RECORDS FOR THIS EXERCISE:
######

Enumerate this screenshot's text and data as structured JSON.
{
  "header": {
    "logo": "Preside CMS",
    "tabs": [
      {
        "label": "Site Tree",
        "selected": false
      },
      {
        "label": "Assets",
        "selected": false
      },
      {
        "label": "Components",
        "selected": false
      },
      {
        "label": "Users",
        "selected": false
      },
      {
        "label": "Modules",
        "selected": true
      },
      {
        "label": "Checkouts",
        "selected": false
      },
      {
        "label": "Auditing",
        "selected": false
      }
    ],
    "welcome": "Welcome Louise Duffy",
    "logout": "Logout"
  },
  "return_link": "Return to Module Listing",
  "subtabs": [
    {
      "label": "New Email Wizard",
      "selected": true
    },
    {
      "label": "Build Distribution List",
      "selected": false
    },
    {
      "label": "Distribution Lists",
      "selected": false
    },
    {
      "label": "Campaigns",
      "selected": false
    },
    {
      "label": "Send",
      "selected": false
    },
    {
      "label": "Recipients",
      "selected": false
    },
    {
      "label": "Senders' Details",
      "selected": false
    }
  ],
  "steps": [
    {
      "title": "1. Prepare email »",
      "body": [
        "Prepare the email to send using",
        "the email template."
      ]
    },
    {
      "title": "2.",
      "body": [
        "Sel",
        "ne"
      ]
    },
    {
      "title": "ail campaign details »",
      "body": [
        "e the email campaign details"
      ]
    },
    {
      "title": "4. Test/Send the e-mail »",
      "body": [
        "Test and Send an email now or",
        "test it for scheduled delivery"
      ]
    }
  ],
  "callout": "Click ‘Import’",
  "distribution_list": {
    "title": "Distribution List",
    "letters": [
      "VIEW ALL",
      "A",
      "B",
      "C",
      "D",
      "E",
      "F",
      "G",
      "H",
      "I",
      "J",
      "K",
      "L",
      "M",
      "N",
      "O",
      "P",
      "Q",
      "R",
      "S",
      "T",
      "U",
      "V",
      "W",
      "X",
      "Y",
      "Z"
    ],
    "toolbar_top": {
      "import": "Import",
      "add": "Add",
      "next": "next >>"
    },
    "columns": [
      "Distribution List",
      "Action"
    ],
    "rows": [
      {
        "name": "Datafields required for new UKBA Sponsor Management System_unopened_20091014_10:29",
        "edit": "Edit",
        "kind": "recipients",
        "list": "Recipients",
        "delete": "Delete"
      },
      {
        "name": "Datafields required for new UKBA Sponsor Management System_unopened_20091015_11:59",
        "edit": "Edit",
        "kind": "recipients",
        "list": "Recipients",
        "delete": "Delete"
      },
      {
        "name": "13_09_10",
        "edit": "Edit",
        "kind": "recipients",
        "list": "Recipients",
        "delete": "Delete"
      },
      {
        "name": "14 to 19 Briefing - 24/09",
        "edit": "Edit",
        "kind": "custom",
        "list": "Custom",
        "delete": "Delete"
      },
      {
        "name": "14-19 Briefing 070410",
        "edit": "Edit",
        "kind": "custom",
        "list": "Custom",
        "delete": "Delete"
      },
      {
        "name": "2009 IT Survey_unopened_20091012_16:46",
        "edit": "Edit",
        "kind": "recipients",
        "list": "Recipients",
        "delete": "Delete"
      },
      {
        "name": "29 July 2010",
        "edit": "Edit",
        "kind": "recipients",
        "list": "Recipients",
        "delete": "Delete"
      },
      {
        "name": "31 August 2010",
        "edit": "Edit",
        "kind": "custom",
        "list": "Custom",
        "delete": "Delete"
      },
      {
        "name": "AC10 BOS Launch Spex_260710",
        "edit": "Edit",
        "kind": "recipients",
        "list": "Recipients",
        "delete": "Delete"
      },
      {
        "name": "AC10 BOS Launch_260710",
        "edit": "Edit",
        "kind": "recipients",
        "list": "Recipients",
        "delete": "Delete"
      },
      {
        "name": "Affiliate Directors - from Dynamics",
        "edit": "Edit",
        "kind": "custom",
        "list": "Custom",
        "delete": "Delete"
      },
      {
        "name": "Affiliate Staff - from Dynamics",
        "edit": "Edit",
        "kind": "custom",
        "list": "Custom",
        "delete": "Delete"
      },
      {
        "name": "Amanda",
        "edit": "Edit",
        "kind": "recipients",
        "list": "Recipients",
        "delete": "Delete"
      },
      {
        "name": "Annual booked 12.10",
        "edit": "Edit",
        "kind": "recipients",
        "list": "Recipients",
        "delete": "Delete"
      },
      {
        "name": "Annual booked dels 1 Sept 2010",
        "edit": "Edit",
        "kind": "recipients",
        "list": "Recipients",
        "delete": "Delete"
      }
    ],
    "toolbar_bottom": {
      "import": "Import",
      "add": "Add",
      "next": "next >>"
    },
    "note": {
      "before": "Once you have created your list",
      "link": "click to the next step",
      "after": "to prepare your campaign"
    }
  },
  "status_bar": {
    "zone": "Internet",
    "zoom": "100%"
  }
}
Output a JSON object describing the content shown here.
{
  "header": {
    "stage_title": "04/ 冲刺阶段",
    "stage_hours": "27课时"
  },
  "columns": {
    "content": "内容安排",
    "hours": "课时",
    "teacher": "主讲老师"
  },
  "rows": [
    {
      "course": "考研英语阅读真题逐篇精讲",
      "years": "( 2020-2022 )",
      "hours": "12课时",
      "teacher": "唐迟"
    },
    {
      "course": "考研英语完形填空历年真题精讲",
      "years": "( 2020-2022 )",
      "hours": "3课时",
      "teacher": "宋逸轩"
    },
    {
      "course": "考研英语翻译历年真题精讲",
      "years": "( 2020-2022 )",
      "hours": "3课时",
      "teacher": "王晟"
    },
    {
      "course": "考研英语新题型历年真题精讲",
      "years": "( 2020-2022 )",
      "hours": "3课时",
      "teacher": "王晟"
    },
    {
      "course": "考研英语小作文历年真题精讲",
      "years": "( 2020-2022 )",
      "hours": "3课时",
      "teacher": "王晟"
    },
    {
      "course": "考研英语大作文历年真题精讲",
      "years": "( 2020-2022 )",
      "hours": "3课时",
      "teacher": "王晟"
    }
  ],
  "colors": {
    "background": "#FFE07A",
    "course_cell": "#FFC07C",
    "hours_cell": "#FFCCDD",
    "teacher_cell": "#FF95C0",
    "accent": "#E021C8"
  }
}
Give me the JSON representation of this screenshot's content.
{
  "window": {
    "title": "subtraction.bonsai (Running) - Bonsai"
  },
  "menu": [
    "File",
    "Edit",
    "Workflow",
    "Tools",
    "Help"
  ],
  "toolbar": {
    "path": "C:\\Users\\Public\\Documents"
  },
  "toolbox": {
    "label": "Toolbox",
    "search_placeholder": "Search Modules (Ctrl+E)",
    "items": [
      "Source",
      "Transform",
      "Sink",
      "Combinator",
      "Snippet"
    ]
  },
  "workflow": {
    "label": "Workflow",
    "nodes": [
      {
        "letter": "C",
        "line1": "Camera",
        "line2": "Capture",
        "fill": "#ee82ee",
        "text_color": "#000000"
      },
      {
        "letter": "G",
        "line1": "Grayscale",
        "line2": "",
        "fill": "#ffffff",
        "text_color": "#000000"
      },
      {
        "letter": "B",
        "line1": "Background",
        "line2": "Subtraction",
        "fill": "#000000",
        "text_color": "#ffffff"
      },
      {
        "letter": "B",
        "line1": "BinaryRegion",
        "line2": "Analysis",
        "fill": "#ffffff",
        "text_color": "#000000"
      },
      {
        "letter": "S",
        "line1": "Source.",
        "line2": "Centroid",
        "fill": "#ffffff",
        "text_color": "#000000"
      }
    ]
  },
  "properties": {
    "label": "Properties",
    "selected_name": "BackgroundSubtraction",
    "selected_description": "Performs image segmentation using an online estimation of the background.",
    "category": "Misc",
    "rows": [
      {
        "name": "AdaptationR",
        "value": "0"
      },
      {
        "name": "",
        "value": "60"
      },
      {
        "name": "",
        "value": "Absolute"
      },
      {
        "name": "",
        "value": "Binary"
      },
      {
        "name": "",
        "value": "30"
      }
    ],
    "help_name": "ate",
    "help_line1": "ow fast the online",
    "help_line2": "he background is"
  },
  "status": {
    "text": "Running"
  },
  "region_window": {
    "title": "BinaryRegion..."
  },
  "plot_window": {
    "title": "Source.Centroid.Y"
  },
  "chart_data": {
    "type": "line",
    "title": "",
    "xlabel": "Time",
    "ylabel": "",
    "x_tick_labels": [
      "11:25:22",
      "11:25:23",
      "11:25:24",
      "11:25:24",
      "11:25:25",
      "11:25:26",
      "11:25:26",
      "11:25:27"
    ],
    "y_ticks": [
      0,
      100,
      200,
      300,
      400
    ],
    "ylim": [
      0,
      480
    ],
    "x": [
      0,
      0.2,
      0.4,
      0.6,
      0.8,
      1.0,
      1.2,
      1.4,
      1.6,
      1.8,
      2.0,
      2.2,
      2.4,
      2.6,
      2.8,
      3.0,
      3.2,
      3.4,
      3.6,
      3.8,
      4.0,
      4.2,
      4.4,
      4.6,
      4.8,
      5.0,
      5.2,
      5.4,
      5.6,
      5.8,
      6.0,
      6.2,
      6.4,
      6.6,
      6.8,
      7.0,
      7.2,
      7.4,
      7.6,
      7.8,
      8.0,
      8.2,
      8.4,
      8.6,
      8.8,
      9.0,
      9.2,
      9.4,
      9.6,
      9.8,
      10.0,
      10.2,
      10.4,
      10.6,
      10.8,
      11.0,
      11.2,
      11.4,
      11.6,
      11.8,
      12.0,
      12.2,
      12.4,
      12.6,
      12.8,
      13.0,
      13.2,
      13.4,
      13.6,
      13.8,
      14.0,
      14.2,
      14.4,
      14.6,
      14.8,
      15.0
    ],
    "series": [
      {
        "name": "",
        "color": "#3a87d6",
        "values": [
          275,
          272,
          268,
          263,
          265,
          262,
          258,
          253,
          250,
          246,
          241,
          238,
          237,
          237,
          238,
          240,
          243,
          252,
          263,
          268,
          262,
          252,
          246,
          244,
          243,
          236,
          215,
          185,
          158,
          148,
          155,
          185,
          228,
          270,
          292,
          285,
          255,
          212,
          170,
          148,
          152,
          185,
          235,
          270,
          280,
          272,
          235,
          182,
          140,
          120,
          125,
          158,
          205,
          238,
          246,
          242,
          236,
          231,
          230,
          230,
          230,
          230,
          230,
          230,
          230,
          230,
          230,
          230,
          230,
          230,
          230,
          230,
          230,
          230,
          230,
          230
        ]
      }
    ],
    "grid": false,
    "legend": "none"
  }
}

######

WHAT IS REQUIRED: Which lines in the records above contain the string "Users"? Copy each one.

FULL SOLUTION:
        "label": "Users",
    "path": "C:\\Users\\Public\\Documents"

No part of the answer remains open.